*Given request*. Render the entries, starting with the line that contains "x-axis-label: latitude [414,1487,506,1515]" and going on through the line that contains "x-tick-label: 30S [535,691,581,719]", as a Markdown table with the columns Row and Text. Number each line and skip any blank ones.

*Supplied data*.
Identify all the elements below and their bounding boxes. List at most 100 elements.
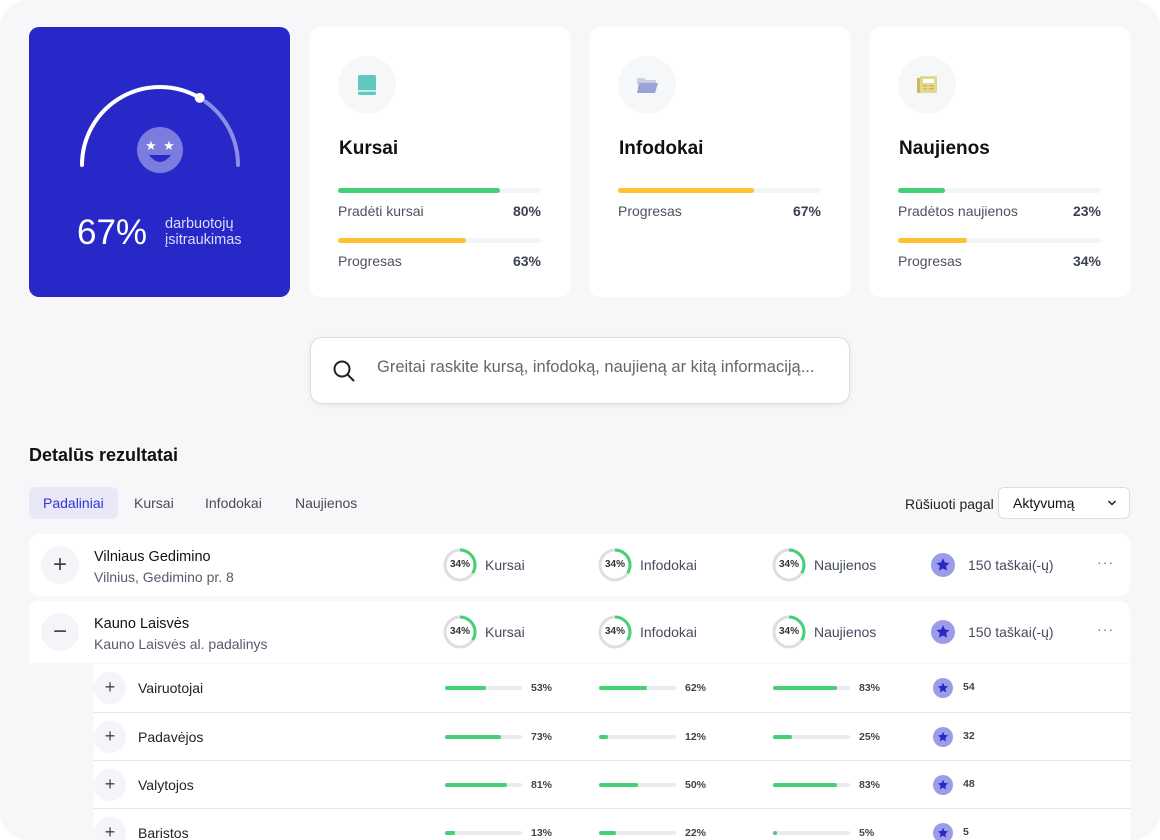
progress-fill — [445, 735, 502, 739]
chevron-down-icon — [1107, 500, 1117, 506]
star-icon — [937, 731, 949, 742]
ring-value: 34% — [449, 626, 470, 637]
gauge-progress — [80, 85, 202, 167]
progress-bar — [773, 831, 850, 835]
metric-value: 80% — [512, 203, 541, 219]
card-title: Naujienos — [899, 138, 990, 159]
folder-icon — [637, 78, 658, 93]
card-infodokai[interactable]: Infodokai Progresas 67% — [590, 27, 850, 297]
progress-fill — [618, 188, 754, 193]
team-row[interactable]: + Valytojos 81% 50% 83% 48 — [94, 760, 1130, 808]
progress-bar — [445, 735, 522, 739]
sort-select[interactable]: Aktyvumą — [998, 487, 1130, 519]
progress-value: 83% — [859, 779, 881, 791]
tab-padaliniai[interactable]: Padaliniai — [29, 487, 118, 519]
progress-ring: 34% — [598, 548, 632, 587]
progress-bar — [599, 783, 676, 787]
progress-bar — [618, 188, 821, 193]
branch-address: Vilnius, Gedimino pr. 8 — [94, 569, 234, 585]
progress-bar — [599, 686, 676, 690]
collapse-button[interactable]: − — [41, 613, 79, 651]
tab-kursai[interactable]: Kursai — [134, 495, 174, 511]
branch-row[interactable]: − Kauno Laisvės Kauno Laisvės al. padali… — [29, 601, 1130, 663]
points-badge — [931, 620, 955, 644]
metric-label: Progresas — [338, 253, 402, 269]
progress-fill — [445, 686, 486, 690]
star-icon — [937, 682, 949, 693]
progress-bar — [338, 188, 541, 193]
ring-value: 34% — [778, 559, 799, 570]
team-name: Baristos — [138, 825, 189, 840]
engagement-label-line1: darbuotojų — [165, 216, 234, 232]
progress-fill — [445, 783, 508, 787]
expand-button[interactable]: + — [94, 672, 126, 704]
progress-value: 22% — [685, 827, 707, 839]
progress-fill — [773, 686, 837, 690]
progress-bar — [599, 735, 676, 739]
branch-name: Vilniaus Gedimino — [94, 549, 211, 565]
search-icon — [333, 360, 355, 382]
team-row[interactable]: + Vairuotojai 53% 62% 83% 54 — [94, 664, 1130, 712]
branch-address: Kauno Laisvės al. padalinys — [94, 636, 268, 652]
ring-value: 34% — [604, 559, 625, 570]
metric-label: Progresas — [618, 203, 682, 219]
points-badge — [933, 823, 953, 840]
progress-bar — [445, 686, 522, 690]
stat-label: Infodokai — [640, 624, 697, 640]
team-name: Valytojos — [138, 777, 194, 793]
card-icon-circle — [618, 56, 676, 114]
engagement-label-line2: įsitraukimas — [165, 232, 242, 248]
progress-ring: 34% — [772, 548, 806, 587]
progress-value: 62% — [685, 682, 707, 694]
search-input[interactable] — [377, 358, 827, 377]
engagement-label: darbuotojų įsitraukimas — [165, 216, 242, 248]
tab-infodokai[interactable]: Infodokai — [205, 495, 262, 511]
team-name: Vairuotojai — [138, 680, 204, 696]
svg-text:★: ★ — [163, 139, 175, 154]
progress-bar — [773, 735, 850, 739]
card-naujienos[interactable]: Naujienos Pradėtos naujienos 23% Progres… — [870, 27, 1130, 297]
card-icon-circle — [898, 56, 956, 114]
engagement-value: 67% — [77, 213, 148, 252]
more-options-button[interactable]: ··· — [1097, 621, 1114, 637]
team-row[interactable]: + Padavėjos 73% 12% 25% 32 — [94, 712, 1130, 760]
star-icon — [936, 558, 950, 571]
sort-value: Aktyvumą — [1013, 495, 1075, 511]
more-options-button[interactable]: ··· — [1097, 554, 1114, 570]
progress-value: 81% — [531, 779, 553, 791]
metric-value: 63% — [512, 253, 541, 269]
points: 54 — [963, 681, 975, 693]
progress-value: 83% — [859, 682, 881, 694]
progress-value: 50% — [685, 779, 707, 791]
progress-fill — [599, 831, 616, 835]
points-badge — [931, 553, 955, 577]
tab-naujienos[interactable]: Naujienos — [295, 495, 358, 511]
search-box[interactable] — [310, 337, 850, 404]
expand-button[interactable]: + — [94, 769, 126, 801]
expand-button[interactable]: + — [41, 546, 79, 584]
progress-fill — [773, 831, 777, 835]
expand-button[interactable]: + — [94, 817, 126, 840]
progress-fill — [338, 238, 466, 243]
stat-label: Kursai — [485, 557, 525, 573]
expand-button[interactable]: + — [94, 721, 126, 753]
progress-value: 5% — [859, 827, 875, 839]
metric-value: 67% — [792, 203, 821, 219]
team-row[interactable]: + Baristos 13% 22% 5% 5 — [94, 808, 1130, 840]
card-kursai[interactable]: Kursai Pradėti kursai 80% Progresas 63% — [310, 27, 570, 297]
metric-label: Pradėti kursai — [338, 203, 424, 219]
ring-value: 34% — [778, 626, 799, 637]
progress-fill — [898, 188, 945, 193]
progress-bar — [898, 238, 1101, 243]
stat-label: Naujienos — [814, 557, 877, 573]
progress-ring: 34% — [772, 615, 806, 654]
progress-bar — [773, 686, 850, 690]
progress-bar — [599, 831, 676, 835]
metric-label: Progresas — [898, 253, 962, 269]
branch-row[interactable]: + Vilniaus Gedimino Vilnius, Gedimino pr… — [29, 534, 1130, 596]
star-icon — [936, 625, 950, 638]
progress-value: 53% — [531, 682, 553, 694]
progress-fill — [599, 783, 638, 787]
progress-value: 13% — [531, 827, 553, 839]
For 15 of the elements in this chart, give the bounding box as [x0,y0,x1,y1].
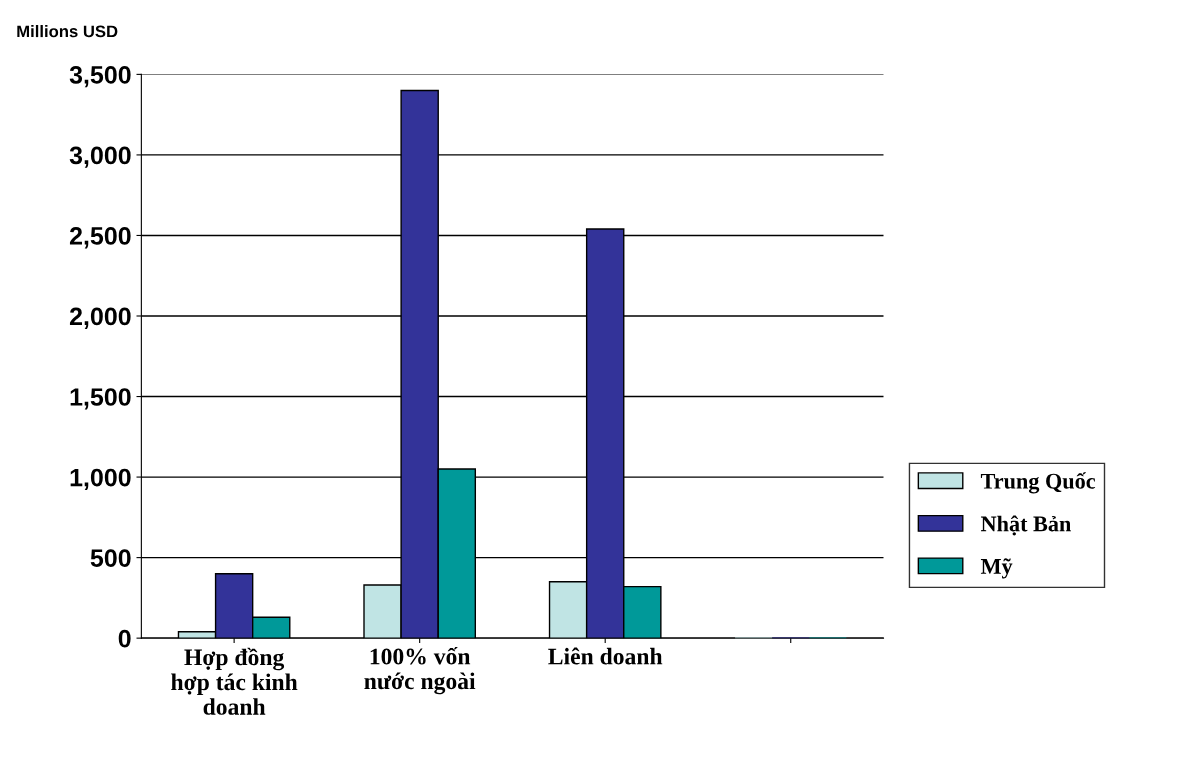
x-tick-label: Hợp đồng hợp tác kinh doanh [171,647,298,715]
legend-label: Nhật Bản [980,515,1071,536]
y-tick-label: 500 [90,549,131,567]
y-tick-label: 2,500 [69,227,131,249]
legend-label: Mỹ [980,558,1013,579]
legend-label: Trung Quốc [980,472,1096,494]
y-tick-label: 3,500 [69,65,131,88]
y-tick-label: 3,000 [69,146,131,168]
x-tick-label: Liên doanh [548,647,663,665]
x-tick-label: 100% vốn nước ngoài [364,647,476,695]
y-tick-label: 0 [118,629,131,648]
y-tick-label: 2,000 [69,307,131,329]
y-tick-label: 1,000 [70,468,131,490]
y-axis-title: Millions USD [17,25,118,38]
y-tick-label: 1,500 [70,388,131,410]
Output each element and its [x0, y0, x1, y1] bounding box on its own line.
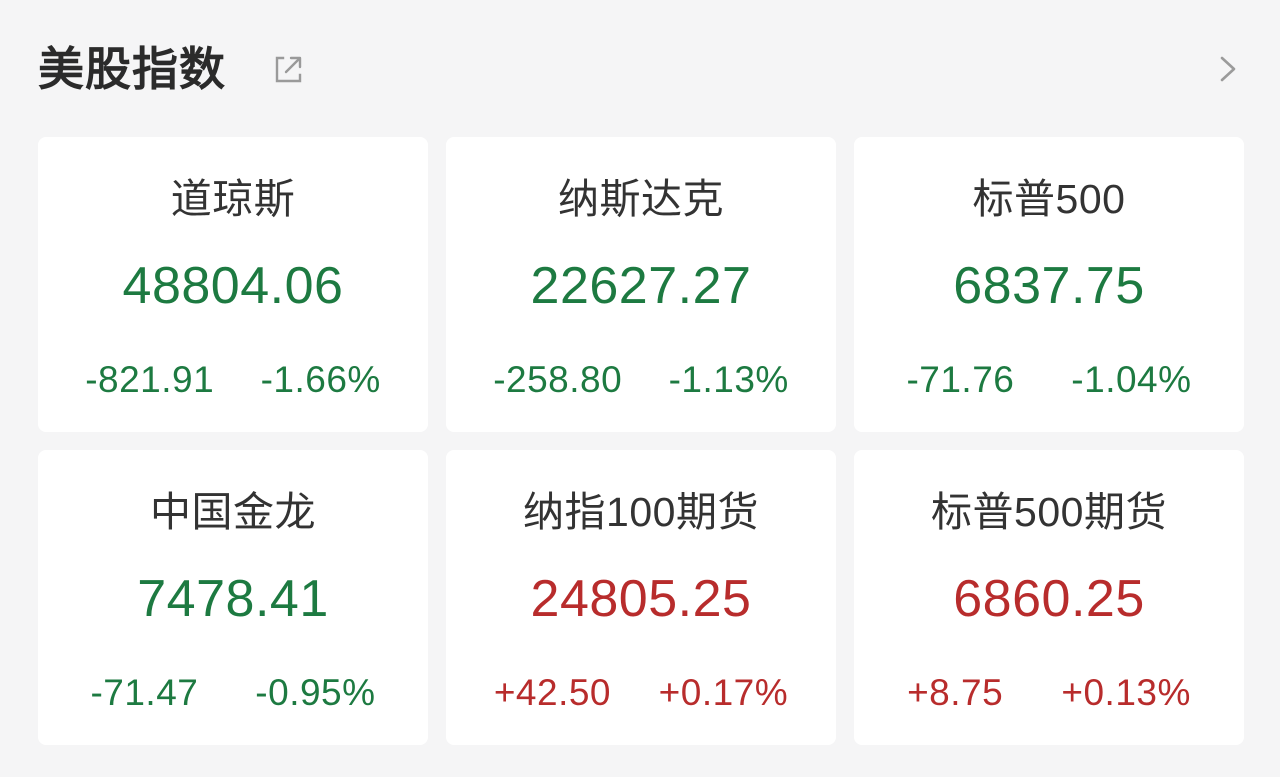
index-name: 中国金龙 [150, 489, 316, 535]
index-name: 标普500 [972, 176, 1126, 222]
index-price: 6860.25 [953, 570, 1145, 628]
index-card[interactable]: 标普500 6837.75 -71.76 -1.04% [854, 137, 1244, 432]
index-price: 48804.06 [122, 257, 344, 315]
share-icon[interactable] [268, 49, 308, 89]
index-change: -71.76 [906, 359, 1015, 400]
index-card-grid: 道琼斯 48804.06 -821.91 -1.66% 纳斯达克 22627.2… [0, 137, 1280, 745]
index-name: 道琼斯 [170, 176, 296, 222]
index-card[interactable]: 道琼斯 48804.06 -821.91 -1.66% [38, 137, 428, 432]
index-name: 纳指100期货 [523, 489, 759, 535]
index-card[interactable]: 中国金龙 7478.41 -71.47 -0.95% [38, 450, 428, 745]
index-change-row: +42.50 +0.17% [464, 674, 818, 711]
index-change: -821.91 [85, 359, 215, 400]
index-percent: +0.17% [658, 672, 789, 713]
page-header: 美股指数 [0, 0, 1280, 137]
index-name: 纳斯达克 [558, 176, 724, 222]
index-price: 7478.41 [137, 570, 329, 628]
index-change-row: -821.91 -1.66% [56, 361, 410, 398]
index-percent: -0.95% [255, 672, 376, 713]
index-change: +42.50 [493, 672, 612, 713]
header-left-group: 美股指数 [38, 46, 1200, 92]
index-change-row: -71.47 -0.95% [56, 674, 410, 711]
index-change-row: +8.75 +0.13% [872, 674, 1226, 711]
index-price: 24805.25 [530, 570, 752, 628]
index-change: -258.80 [493, 359, 623, 400]
index-percent: -1.66% [260, 359, 381, 400]
index-percent: +0.13% [1061, 672, 1191, 713]
page-title: 美股指数 [38, 42, 226, 95]
index-percent: -1.13% [668, 359, 789, 400]
index-card[interactable]: 纳斯达克 22627.27 -258.80 -1.13% [446, 137, 836, 432]
index-card[interactable]: 纳指100期货 24805.25 +42.50 +0.17% [446, 450, 836, 745]
index-change-row: -258.80 -1.13% [464, 361, 818, 398]
index-change-row: -71.76 -1.04% [872, 361, 1226, 398]
index-percent: -1.04% [1071, 359, 1192, 400]
index-name: 标普500期货 [931, 489, 1167, 535]
index-price: 22627.27 [530, 257, 752, 315]
index-change: -71.47 [90, 672, 199, 713]
index-card[interactable]: 标普500期货 6860.25 +8.75 +0.13% [854, 450, 1244, 745]
index-price: 6837.75 [953, 257, 1145, 315]
chevron-right-icon[interactable] [1200, 47, 1244, 91]
index-change: +8.75 [907, 672, 1004, 713]
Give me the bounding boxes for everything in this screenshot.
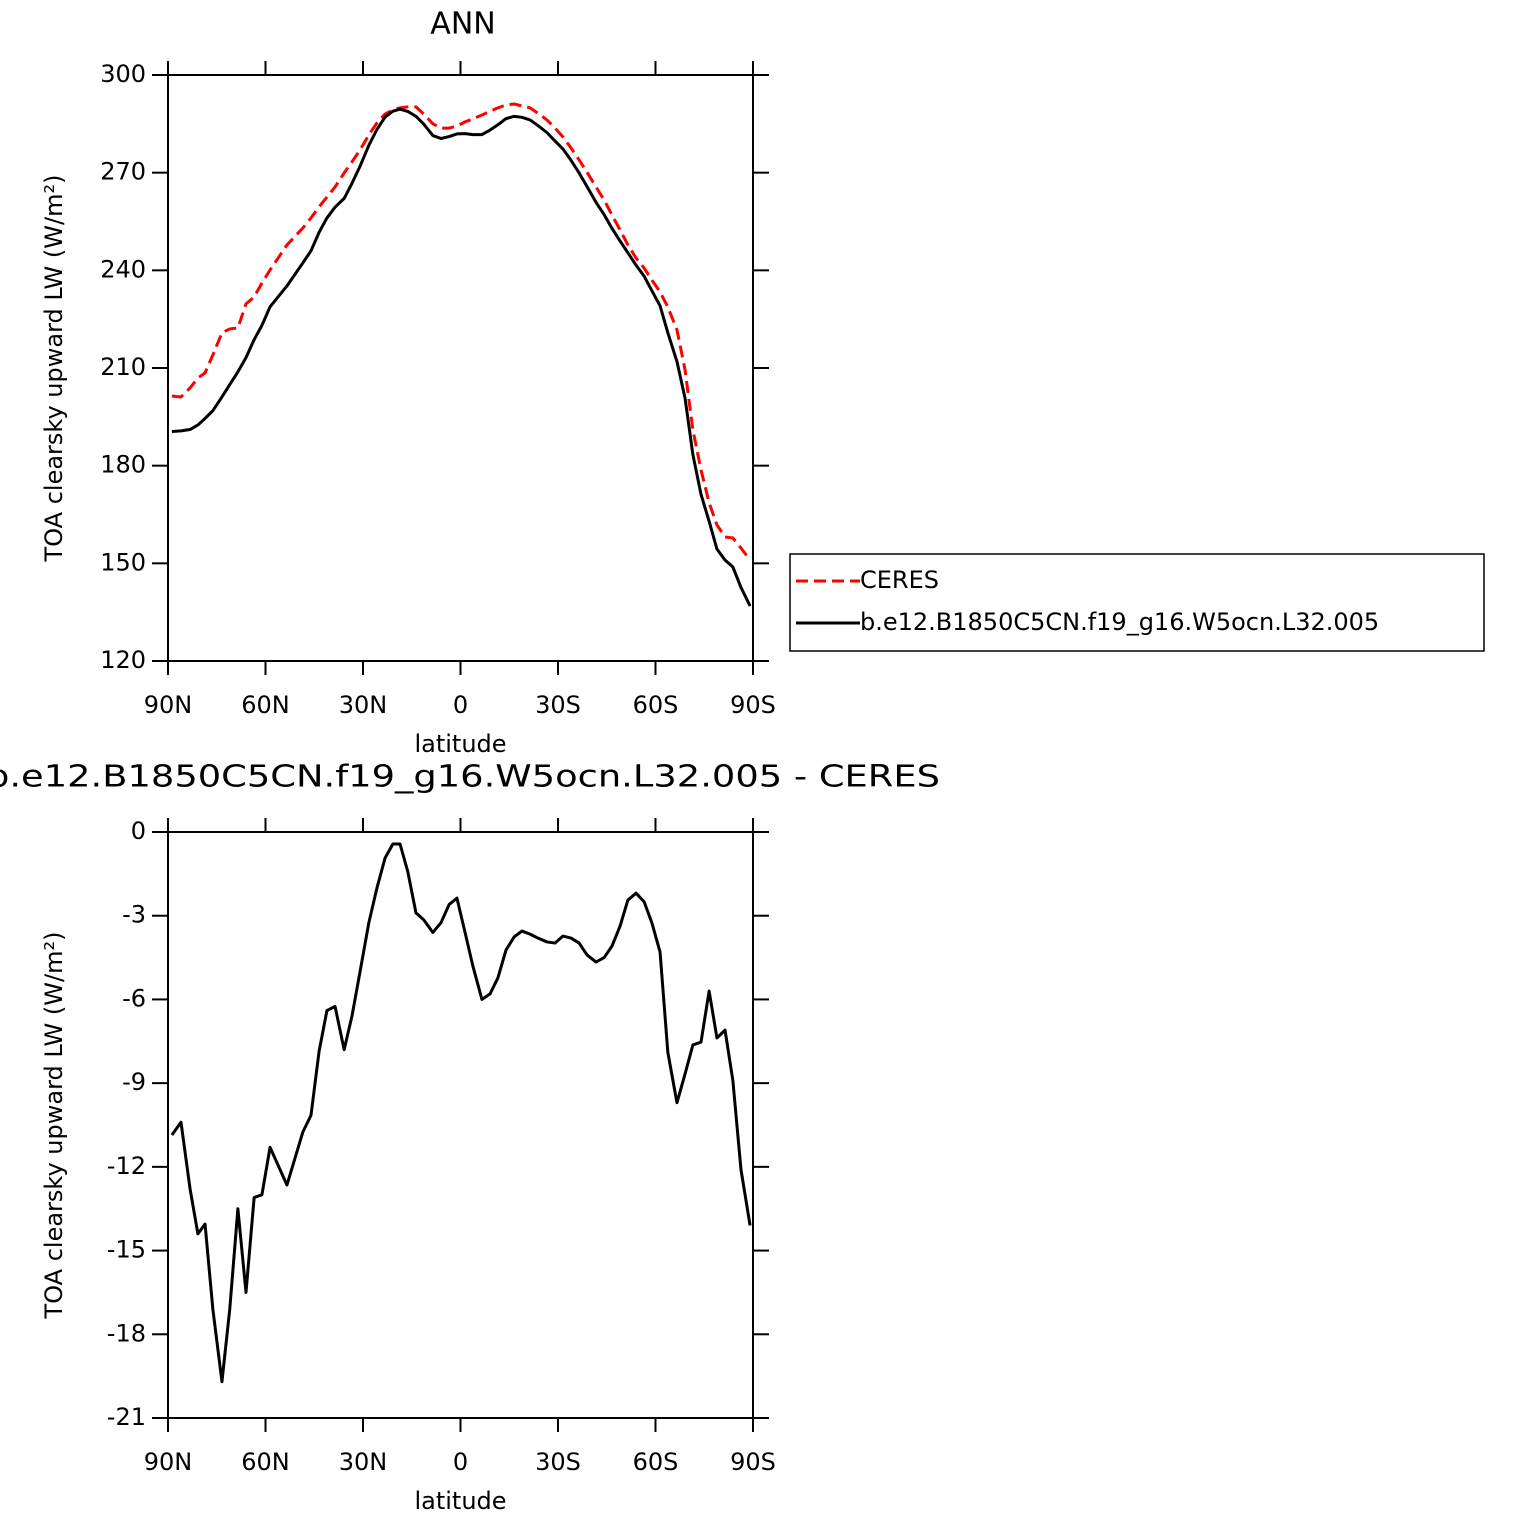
x-axis-label: latitude [414,1487,506,1515]
y-tick-label: 150 [100,548,146,576]
x-tick-label: 60S [633,691,679,719]
plot-frame [167,831,754,1419]
y-tick-label: -6 [122,984,146,1012]
y-axis-label: TOA clearsky upward LW (W/m²) [40,175,68,563]
x-tick-label: 30S [535,691,581,719]
y-axis-label: TOA clearsky upward LW (W/m²) [40,932,68,1320]
data-line [170,842,752,1384]
y-tick-label: -3 [122,901,146,929]
x-tick-label: 60N [241,1448,290,1476]
legend-label: CERES [860,566,939,594]
x-tick-label: 90S [730,1448,776,1476]
x-axis-label: latitude [414,730,506,758]
x-tick-label: 30N [339,691,388,719]
data-line [171,102,752,561]
y-tick-label: -21 [107,1403,146,1431]
x-tick-label: 90N [144,691,193,719]
y-tick-label: 180 [100,451,146,479]
x-tick-label: 0 [453,1448,468,1476]
y-tick-label: 210 [100,353,146,381]
y-tick-label: 240 [100,255,146,283]
x-tick-label: 30N [339,1448,388,1476]
data-line [171,107,752,607]
y-tick-label: -9 [122,1068,146,1096]
chart-title: ANN [430,7,495,42]
plot-frame [167,74,754,662]
y-tick-label: -12 [107,1152,146,1180]
x-tick-label: 90S [730,691,776,719]
x-tick-label: 60N [241,691,290,719]
y-tick-label: 0 [131,817,146,845]
x-tick-label: 90N [144,1448,193,1476]
legend-box [789,553,1485,652]
legend-label: b.e12.B1850C5CN.f19_g16.W5ocn.L32.005 [860,608,1379,636]
y-tick-label: 120 [100,646,146,674]
y-tick-label: 300 [100,60,146,88]
y-tick-label: -18 [107,1319,146,1347]
y-tick-label: -15 [107,1236,146,1264]
chart-title: b.e12.B1850C5CN.f19_g16.W5ocn.L32.005 - … [0,760,940,795]
y-tick-label: 270 [100,158,146,186]
x-tick-label: 0 [453,691,468,719]
x-tick-label: 30S [535,1448,581,1476]
x-tick-label: 60S [633,1448,679,1476]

*Answer to the problem*.
| Row | Text |
|---|---|
| 1 | x-axis-label: latitude [414,1487,506,1515] |
| 2 | y-tick-label: 150 [100,548,146,576] |
| 3 | x-tick-label: 60S [633,691,679,719] |
| 4 | plot-frame [167,831,754,1419] |
| 5 | y-tick-label: -6 [122,984,146,1012] |
| 6 | y-axis-label: TOA clearsky upward LW (W/m²) [40,175,68,563] |
| 7 | x-tick-label: 30S [535,691,581,719] |